■ **WHAT YOU WILL DO**
Please report every line from the material that contains the word "true".

■ **MATERIAL FOR THIS TASK**
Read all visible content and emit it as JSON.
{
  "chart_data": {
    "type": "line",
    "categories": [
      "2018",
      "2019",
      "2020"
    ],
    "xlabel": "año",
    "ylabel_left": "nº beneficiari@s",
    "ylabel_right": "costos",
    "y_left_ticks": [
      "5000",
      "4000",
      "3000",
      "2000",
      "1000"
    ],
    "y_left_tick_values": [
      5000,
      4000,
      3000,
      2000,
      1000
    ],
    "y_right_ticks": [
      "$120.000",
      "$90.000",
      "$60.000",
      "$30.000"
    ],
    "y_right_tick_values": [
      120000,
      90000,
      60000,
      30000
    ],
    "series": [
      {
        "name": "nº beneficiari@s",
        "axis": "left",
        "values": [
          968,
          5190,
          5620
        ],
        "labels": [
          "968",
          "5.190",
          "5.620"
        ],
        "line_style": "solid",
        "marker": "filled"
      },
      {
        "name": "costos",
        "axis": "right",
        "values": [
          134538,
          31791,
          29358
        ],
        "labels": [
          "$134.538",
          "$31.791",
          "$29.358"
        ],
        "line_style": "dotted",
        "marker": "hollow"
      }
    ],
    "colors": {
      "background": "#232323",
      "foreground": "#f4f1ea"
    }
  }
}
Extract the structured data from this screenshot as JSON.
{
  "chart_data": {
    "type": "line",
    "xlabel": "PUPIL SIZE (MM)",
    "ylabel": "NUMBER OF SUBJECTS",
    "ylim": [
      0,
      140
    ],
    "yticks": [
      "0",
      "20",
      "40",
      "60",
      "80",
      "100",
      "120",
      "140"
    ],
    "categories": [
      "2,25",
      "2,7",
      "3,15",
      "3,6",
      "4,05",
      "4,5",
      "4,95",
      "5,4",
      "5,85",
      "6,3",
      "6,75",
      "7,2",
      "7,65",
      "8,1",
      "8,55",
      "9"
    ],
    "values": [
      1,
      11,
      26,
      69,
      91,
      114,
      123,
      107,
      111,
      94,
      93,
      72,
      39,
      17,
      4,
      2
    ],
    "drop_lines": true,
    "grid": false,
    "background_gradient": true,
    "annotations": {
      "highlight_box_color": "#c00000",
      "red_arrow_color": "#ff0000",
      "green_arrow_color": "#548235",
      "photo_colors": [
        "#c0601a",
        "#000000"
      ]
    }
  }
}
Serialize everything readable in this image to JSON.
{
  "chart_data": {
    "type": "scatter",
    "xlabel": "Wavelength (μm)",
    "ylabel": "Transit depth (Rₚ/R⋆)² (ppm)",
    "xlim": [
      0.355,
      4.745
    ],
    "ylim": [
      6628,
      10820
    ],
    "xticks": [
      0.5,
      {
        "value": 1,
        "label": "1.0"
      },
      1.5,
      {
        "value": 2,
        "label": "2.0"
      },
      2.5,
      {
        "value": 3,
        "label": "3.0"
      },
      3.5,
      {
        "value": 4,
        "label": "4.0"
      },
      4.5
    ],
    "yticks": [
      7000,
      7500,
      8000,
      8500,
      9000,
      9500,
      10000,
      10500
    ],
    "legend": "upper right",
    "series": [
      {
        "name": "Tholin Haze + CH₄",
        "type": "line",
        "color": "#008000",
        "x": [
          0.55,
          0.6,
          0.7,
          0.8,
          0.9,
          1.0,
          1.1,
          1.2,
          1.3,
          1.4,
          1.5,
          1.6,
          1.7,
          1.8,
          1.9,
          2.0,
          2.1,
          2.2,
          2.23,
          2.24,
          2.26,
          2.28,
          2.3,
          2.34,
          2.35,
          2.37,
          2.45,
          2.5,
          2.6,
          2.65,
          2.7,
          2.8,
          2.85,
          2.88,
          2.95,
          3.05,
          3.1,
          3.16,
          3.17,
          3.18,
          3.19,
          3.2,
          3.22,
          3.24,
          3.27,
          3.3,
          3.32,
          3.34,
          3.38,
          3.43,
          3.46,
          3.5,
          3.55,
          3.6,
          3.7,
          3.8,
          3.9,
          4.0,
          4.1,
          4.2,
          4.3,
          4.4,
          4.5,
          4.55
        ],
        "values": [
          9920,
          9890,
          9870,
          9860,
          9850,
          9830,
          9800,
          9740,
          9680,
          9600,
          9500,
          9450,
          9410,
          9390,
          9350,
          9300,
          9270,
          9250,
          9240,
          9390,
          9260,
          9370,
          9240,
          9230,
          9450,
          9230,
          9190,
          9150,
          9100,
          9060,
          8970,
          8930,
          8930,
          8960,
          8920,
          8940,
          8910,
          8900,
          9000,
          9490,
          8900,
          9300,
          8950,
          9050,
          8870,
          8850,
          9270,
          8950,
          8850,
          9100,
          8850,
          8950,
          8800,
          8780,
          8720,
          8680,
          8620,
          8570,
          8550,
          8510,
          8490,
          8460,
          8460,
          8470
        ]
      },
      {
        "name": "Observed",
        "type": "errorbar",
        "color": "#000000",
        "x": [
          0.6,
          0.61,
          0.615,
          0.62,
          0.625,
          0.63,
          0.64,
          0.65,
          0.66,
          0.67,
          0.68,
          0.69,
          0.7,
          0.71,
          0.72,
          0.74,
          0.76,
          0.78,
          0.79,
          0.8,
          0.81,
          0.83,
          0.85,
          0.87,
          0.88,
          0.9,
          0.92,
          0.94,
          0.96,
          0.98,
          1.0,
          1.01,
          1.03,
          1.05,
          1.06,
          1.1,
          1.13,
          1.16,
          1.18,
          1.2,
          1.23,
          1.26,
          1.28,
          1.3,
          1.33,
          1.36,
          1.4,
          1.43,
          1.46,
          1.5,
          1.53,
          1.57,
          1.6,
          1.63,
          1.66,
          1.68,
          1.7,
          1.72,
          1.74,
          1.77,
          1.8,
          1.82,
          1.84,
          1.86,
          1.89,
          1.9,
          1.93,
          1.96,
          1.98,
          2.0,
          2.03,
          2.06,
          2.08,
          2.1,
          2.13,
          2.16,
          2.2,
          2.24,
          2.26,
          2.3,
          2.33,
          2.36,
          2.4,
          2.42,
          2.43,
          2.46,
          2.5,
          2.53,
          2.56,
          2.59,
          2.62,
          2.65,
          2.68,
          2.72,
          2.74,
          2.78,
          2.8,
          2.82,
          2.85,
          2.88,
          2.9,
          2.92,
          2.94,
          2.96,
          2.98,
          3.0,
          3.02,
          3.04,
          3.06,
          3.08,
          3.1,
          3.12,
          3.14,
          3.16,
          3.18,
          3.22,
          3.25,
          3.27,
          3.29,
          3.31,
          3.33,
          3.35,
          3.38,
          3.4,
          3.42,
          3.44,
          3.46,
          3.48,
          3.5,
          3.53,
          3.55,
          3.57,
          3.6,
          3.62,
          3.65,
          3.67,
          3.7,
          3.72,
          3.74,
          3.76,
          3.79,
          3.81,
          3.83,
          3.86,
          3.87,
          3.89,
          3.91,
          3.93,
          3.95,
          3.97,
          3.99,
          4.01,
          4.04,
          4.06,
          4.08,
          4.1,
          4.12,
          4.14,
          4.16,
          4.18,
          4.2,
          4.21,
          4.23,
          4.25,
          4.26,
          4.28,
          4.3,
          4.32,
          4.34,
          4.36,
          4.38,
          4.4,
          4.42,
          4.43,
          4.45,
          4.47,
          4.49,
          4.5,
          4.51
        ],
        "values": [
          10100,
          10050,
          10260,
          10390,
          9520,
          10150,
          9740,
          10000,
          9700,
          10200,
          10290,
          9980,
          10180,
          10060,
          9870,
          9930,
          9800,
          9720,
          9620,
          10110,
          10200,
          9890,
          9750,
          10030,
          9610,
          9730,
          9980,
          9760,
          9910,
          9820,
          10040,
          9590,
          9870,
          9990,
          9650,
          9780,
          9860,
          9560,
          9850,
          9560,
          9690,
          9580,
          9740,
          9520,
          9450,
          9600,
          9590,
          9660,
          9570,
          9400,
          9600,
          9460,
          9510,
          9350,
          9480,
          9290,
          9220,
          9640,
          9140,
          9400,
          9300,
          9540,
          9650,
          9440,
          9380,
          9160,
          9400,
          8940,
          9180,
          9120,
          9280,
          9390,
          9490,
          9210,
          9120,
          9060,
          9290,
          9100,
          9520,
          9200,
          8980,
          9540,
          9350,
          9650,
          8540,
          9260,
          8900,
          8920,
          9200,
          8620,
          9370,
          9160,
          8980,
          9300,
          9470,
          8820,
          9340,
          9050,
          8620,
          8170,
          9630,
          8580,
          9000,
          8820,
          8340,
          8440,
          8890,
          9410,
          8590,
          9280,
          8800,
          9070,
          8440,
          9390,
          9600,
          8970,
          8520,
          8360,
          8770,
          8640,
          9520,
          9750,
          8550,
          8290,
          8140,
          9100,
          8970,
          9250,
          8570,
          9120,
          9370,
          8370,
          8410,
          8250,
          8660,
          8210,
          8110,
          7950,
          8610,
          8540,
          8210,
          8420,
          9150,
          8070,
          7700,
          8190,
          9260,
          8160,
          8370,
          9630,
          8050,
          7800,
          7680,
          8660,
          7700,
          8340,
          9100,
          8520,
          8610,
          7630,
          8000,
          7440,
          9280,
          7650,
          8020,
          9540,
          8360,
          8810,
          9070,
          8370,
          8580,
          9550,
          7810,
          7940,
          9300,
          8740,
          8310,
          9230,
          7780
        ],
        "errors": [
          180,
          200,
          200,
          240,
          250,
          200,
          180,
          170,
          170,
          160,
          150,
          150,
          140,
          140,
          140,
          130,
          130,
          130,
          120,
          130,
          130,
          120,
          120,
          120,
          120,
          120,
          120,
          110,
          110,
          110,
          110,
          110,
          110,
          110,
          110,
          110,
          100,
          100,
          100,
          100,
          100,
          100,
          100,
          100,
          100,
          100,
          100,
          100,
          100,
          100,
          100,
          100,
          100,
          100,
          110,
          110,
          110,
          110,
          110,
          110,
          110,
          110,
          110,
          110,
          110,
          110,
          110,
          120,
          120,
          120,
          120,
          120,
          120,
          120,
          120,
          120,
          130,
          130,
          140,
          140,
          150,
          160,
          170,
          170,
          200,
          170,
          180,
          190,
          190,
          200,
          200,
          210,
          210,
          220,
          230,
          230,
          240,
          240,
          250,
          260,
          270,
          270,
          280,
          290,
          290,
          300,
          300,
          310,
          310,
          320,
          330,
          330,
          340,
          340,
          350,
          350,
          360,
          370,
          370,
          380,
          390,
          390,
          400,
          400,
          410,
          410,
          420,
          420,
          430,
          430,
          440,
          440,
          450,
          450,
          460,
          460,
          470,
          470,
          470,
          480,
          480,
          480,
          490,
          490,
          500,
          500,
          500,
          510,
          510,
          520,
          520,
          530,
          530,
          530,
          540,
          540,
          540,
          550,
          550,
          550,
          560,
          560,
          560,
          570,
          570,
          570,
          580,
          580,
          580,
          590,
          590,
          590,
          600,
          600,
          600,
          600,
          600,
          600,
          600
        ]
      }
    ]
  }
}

■ **TASK RESULT**
    "drop_lines": true,
    "background_gradient": true,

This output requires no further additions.